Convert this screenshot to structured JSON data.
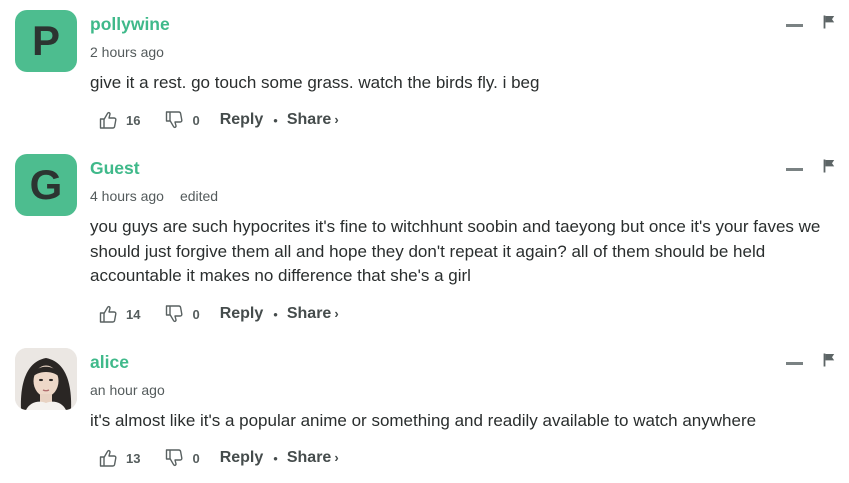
{
  "comments": [
    {
      "author": "pollywine",
      "avatar_letter": "P",
      "avatar_color": "#4dbd8f",
      "time": "2 hours ago",
      "edited": "",
      "text": "give it a rest. go touch some grass. watch the birds fly. i beg",
      "upvotes": "16",
      "downvotes": "0",
      "reply_label": "Reply",
      "share_label": "Share",
      "share_chevron": "›"
    },
    {
      "author": "Guest",
      "avatar_letter": "G",
      "avatar_color": "#4dbd8f",
      "time": "4 hours ago",
      "edited": "edited",
      "text": "you guys are such hypocrites it's fine to witchhunt soobin and taeyong but once it's your faves we should just forgive them all and hope they don't repeat it again? all of them should be held accountable it makes no difference that she's a girl",
      "upvotes": "14",
      "downvotes": "0",
      "reply_label": "Reply",
      "share_label": "Share",
      "share_chevron": "›"
    },
    {
      "author": "alice",
      "avatar_letter": "",
      "avatar_color": "#e8e4e0",
      "time": "an hour ago",
      "edited": "",
      "text": "it's almost like it's a popular anime or something and readily available to watch anywhere",
      "upvotes": "13",
      "downvotes": "0",
      "reply_label": "Reply",
      "share_label": "Share",
      "share_chevron": "›"
    }
  ],
  "separator": "•",
  "icons": {
    "upvote": "thumbs-up-icon",
    "downvote": "thumbs-down-icon",
    "minimize": "minimize-icon",
    "flag": "flag-icon"
  },
  "colors": {
    "author": "#3fb98a",
    "avatar": "#4dbd8f",
    "text": "#2a2e2e",
    "muted": "#545b5c"
  }
}
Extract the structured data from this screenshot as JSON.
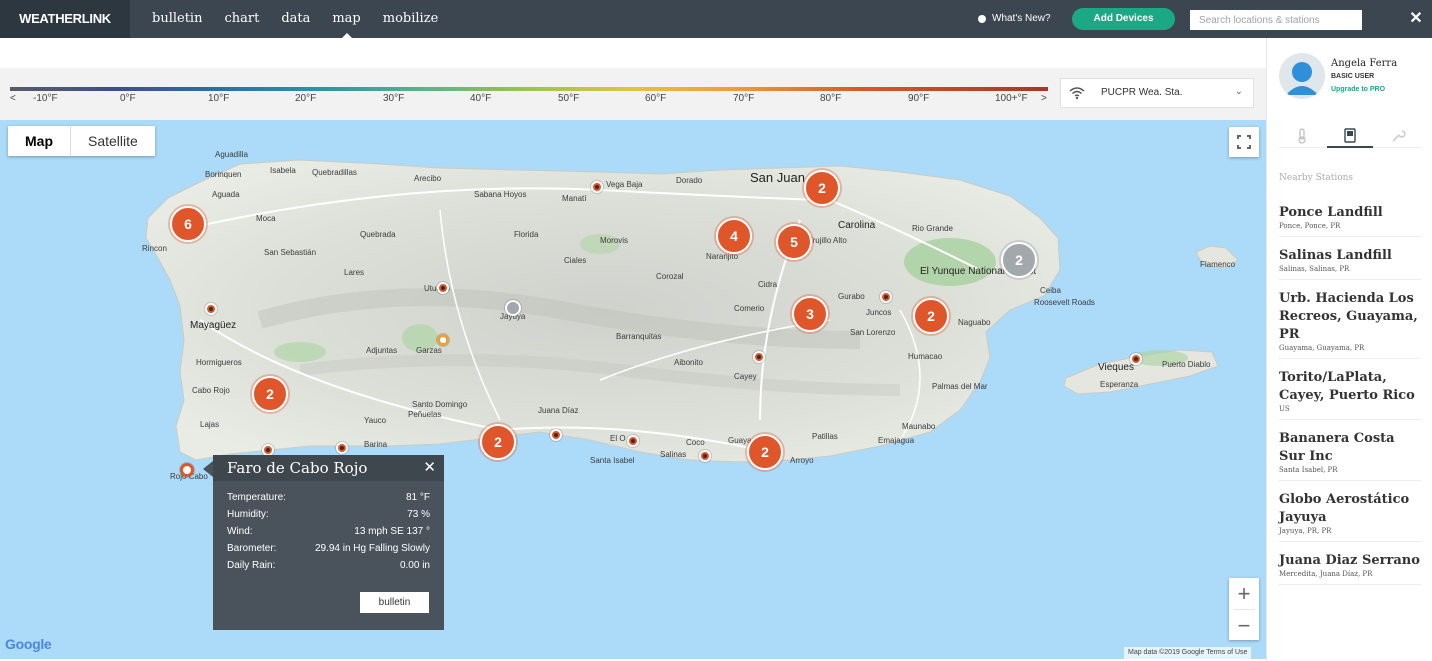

+ + +

> _Challenge_:
All records should be output exactly, with the pictures left out.

> _Task result_:
Convert this screenshot to structured JSON data.
{
  "comments": [
    {
      "author": "pollywine",
      "avatar_letter": "P",
      "avatar_color": "#4dbd8f",
      "time": "2 hours ago",
      "edited": "",
      "text": "give it a rest. go touch some grass. watch the birds fly. i beg",
      "upvotes": "16",
      "downvotes": "0",
      "reply_label": "Reply",
      "share_label": "Share",
      "share_chevron": "›"
    },
    {
      "author": "Guest",
      "avatar_letter": "G",
      "avatar_color": "#4dbd8f",
      "time": "4 hours ago",
      "edited": "edited",
      "text": "you guys are such hypocrites it's fine to witchhunt soobin and taeyong but once it's your faves we should just forgive them all and hope they don't repeat it again? all of them should be held accountable it makes no difference that she's a girl",
      "upvotes": "14",
      "downvotes": "0",
      "reply_label": "Reply",
      "share_label": "Share",
      "share_chevron": "›"
    },
    {
      "author": "alice",
      "avatar_letter": "",
      "avatar_color": "#e8e4e0",
      "time": "an hour ago",
      "edited": "",
      "text": "it's almost like it's a popular anime or something and readily available to watch anywhere",
      "upvotes": "13",
      "downvotes": "0",
      "reply_label": "Reply",
      "share_label": "Share",
      "share_chevron": "›"
    }
  ],
  "separator": "•",
  "icons": {
    "upvote": "thumbs-up-icon",
    "downvote": "thumbs-down-icon",
    "minimize": "minimize-icon",
    "flag": "flag-icon"
  },
  "colors": {
    "author": "#3fb98a",
    "avatar": "#4dbd8f",
    "text": "#2a2e2e",
    "muted": "#545b5c"
  }
}
Extract the structured data from this screenshot as JSON.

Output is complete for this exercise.